* TO BE DONE
Rewrite the part of the listing that runs from its first line through the line containing "334, 864, 367]", replacing "annotation-label" with "marker-label" and leaving everything else unchanged.

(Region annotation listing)
** begin **

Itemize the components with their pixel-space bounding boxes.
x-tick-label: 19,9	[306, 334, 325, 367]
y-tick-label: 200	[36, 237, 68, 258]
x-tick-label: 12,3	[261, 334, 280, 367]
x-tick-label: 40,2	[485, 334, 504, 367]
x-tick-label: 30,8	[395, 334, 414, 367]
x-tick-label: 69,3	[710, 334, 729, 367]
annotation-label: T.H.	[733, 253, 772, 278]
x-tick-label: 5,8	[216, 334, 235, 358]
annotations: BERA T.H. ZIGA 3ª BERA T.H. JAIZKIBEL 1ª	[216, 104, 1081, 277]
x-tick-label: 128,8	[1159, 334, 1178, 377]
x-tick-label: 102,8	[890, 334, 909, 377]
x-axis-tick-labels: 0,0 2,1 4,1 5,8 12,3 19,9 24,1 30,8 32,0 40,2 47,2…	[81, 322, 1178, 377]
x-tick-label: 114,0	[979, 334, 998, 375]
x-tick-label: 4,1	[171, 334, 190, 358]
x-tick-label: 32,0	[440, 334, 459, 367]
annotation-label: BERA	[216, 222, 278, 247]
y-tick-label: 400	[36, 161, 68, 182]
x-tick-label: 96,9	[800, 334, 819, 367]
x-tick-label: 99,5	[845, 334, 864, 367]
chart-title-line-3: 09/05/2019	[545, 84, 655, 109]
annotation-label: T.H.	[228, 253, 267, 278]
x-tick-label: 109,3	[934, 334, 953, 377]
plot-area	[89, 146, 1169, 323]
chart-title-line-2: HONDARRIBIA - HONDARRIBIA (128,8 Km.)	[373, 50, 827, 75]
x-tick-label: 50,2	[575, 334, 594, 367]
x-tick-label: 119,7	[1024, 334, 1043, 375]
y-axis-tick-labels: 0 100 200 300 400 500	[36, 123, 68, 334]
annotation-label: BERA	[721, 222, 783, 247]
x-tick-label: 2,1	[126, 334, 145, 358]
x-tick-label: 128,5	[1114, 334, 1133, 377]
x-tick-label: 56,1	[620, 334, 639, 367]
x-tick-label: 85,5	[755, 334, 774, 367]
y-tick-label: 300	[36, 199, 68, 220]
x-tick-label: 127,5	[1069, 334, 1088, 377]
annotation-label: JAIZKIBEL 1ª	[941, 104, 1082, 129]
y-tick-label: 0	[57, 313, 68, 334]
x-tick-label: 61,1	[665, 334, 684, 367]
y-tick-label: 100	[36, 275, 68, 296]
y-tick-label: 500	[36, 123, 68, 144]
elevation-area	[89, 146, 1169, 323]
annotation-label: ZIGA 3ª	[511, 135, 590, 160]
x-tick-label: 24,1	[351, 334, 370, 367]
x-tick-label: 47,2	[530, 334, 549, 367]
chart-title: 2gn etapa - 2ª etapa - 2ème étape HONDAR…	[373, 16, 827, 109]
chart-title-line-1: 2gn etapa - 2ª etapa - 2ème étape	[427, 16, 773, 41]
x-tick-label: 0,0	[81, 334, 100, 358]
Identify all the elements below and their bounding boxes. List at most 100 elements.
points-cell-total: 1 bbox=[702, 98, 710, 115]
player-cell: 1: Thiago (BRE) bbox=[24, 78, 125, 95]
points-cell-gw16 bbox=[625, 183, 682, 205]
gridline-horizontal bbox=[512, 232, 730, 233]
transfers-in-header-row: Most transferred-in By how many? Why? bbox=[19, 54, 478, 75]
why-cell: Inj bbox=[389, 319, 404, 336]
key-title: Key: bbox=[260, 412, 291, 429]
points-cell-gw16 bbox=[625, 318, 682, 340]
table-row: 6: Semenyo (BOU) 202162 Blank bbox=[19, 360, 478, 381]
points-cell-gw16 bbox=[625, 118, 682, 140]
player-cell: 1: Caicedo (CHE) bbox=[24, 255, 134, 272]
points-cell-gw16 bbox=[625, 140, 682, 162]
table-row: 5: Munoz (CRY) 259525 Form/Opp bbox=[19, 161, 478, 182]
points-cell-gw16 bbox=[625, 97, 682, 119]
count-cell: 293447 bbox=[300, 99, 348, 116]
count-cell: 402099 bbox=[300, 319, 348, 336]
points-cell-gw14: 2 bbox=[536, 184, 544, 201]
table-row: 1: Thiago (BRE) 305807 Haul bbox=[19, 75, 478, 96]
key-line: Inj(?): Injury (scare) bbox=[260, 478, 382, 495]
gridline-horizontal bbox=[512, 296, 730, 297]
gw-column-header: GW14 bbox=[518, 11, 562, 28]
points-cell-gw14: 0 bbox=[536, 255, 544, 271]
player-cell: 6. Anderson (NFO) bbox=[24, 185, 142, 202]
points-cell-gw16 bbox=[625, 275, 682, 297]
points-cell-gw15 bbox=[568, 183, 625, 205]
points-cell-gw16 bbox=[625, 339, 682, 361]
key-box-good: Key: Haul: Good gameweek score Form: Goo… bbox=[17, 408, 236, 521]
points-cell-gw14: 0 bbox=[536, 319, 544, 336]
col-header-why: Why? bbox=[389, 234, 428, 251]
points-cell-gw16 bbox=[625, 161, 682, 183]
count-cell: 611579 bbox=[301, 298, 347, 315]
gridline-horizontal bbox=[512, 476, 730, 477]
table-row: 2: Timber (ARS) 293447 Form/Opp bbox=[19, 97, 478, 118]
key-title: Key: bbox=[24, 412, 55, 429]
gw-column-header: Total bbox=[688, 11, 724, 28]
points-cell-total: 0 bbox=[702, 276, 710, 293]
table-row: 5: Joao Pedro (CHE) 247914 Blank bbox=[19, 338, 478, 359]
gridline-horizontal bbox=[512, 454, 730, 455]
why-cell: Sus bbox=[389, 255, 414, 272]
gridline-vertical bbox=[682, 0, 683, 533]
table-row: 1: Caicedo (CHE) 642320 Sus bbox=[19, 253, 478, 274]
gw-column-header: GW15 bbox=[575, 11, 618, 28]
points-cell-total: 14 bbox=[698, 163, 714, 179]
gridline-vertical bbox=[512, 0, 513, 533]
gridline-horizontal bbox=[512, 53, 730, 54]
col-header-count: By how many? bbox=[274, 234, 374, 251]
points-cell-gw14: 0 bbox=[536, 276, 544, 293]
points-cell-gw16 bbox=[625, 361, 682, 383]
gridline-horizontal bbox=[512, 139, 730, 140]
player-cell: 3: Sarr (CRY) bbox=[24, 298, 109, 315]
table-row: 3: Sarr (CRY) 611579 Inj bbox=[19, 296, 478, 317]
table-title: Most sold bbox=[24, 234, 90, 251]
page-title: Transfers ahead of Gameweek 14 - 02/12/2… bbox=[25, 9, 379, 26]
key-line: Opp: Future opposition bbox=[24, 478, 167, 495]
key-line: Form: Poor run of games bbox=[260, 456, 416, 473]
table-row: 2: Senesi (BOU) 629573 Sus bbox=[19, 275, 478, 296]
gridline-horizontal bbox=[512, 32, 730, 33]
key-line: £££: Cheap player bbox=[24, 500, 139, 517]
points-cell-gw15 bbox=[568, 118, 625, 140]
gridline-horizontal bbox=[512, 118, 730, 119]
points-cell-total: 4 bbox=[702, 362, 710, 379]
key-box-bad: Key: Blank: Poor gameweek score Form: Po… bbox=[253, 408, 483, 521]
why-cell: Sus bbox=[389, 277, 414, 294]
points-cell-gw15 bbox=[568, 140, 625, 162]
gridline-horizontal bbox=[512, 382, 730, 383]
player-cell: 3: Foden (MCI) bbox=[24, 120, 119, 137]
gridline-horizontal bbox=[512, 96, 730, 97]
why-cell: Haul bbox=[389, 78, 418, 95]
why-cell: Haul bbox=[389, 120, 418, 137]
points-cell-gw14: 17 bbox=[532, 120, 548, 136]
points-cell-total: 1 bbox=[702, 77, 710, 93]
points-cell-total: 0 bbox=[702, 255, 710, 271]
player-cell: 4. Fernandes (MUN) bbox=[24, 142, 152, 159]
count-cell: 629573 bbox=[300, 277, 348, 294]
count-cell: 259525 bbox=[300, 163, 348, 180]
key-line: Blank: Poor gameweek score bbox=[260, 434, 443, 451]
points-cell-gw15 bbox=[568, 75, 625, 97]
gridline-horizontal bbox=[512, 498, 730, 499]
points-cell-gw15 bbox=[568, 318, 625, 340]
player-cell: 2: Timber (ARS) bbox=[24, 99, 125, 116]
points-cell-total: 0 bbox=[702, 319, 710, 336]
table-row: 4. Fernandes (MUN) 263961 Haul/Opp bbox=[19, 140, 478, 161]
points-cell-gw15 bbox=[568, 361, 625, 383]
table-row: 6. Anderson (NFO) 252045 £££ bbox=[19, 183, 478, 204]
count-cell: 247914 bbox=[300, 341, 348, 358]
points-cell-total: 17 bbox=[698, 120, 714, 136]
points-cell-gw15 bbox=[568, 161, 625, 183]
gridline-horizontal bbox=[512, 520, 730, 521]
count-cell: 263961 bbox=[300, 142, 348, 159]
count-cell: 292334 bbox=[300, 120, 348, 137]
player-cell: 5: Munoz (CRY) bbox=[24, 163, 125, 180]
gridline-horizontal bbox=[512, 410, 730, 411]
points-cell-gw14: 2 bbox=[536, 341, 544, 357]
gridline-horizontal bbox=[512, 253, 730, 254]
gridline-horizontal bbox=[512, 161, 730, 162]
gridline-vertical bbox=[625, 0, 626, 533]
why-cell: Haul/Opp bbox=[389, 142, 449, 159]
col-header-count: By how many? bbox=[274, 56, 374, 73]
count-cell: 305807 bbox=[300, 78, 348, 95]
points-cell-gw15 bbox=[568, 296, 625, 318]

** end **

* FINAL ANSWER
Itemize the components with their pixel-space bounding boxes.
x-tick-label: 19,9	[306, 334, 325, 367]
y-tick-label: 200	[36, 237, 68, 258]
x-tick-label: 12,3	[261, 334, 280, 367]
x-tick-label: 40,2	[485, 334, 504, 367]
x-tick-label: 30,8	[395, 334, 414, 367]
x-tick-label: 69,3	[710, 334, 729, 367]
marker-label: T.H.	[733, 253, 772, 278]
x-tick-label: 5,8	[216, 334, 235, 358]
annotations: BERA T.H. ZIGA 3ª BERA T.H. JAIZKIBEL 1ª	[216, 104, 1081, 277]
x-tick-label: 128,8	[1159, 334, 1178, 377]
x-tick-label: 102,8	[890, 334, 909, 377]
x-axis-tick-labels: 0,0 2,1 4,1 5,8 12,3 19,9 24,1 30,8 32,0 40,2 47,2…	[81, 322, 1178, 377]
x-tick-label: 114,0	[979, 334, 998, 375]
x-tick-label: 4,1	[171, 334, 190, 358]
x-tick-label: 32,0	[440, 334, 459, 367]
marker-label: BERA	[216, 222, 278, 247]
y-tick-label: 400	[36, 161, 68, 182]
x-tick-label: 96,9	[800, 334, 819, 367]
x-tick-label: 99,5	[845, 334, 864, 367]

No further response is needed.